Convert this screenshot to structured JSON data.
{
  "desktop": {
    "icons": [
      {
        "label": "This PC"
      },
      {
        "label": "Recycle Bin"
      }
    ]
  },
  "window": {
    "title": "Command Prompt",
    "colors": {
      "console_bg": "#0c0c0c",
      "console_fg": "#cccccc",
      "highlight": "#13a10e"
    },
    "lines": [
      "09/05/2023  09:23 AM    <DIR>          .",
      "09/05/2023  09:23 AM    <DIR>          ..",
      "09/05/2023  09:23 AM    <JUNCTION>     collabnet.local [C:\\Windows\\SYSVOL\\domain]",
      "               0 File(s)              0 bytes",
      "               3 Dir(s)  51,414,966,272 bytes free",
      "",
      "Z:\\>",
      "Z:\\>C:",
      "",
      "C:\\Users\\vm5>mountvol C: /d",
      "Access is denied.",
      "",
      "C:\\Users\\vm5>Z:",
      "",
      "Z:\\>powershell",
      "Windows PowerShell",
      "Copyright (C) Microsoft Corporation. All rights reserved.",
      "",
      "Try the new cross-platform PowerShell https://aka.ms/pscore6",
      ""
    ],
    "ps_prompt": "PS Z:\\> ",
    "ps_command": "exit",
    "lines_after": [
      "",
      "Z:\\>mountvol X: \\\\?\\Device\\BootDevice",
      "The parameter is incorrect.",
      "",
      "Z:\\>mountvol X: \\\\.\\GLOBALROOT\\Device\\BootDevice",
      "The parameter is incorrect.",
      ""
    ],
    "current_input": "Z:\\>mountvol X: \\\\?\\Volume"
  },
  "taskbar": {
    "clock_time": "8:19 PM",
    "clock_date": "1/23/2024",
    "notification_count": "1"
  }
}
- - -
Take the lines above and retype all of them exactly.

Solution
Convert this screenshot to structured JSON data.
{
  "desktop": {
    "icons": [
      {
        "label": "This PC"
      },
      {
        "label": "Recycle Bin"
      }
    ]
  },
  "window": {
    "title": "Command Prompt",
    "colors": {
      "console_bg": "#0c0c0c",
      "console_fg": "#cccccc",
      "highlight": "#13a10e"
    },
    "lines": [
      "09/05/2023  09:23 AM    <DIR>          .",
      "09/05/2023  09:23 AM    <DIR>          ..",
      "09/05/2023  09:23 AM    <JUNCTION>     collabnet.local [C:\\Windows\\SYSVOL\\domain]",
      "               0 File(s)              0 bytes",
      "               3 Dir(s)  51,414,966,272 bytes free",
      "",
      "Z:\\>",
      "Z:\\>C:",
      "",
      "C:\\Users\\vm5>mountvol C: /d",
      "Access is denied.",
      "",
      "C:\\Users\\vm5>Z:",
      "",
      "Z:\\>powershell",
      "Windows PowerShell",
      "Copyright (C) Microsoft Corporation. All rights reserved.",
      "",
      "Try the new cross-platform PowerShell https://aka.ms/pscore6",
      ""
    ],
    "ps_prompt": "PS Z:\\> ",
    "ps_command": "exit",
    "lines_after": [
      "",
      "Z:\\>mountvol X: \\\\?\\Device\\BootDevice",
      "The parameter is incorrect.",
      "",
      "Z:\\>mountvol X: \\\\.\\GLOBALROOT\\Device\\BootDevice",
      "The parameter is incorrect.",
      ""
    ],
    "current_input": "Z:\\>mountvol X: \\\\?\\Volume"
  },
  "taskbar": {
    "clock_time": "8:19 PM",
    "clock_date": "1/23/2024",
    "notification_count": "1"
  }
}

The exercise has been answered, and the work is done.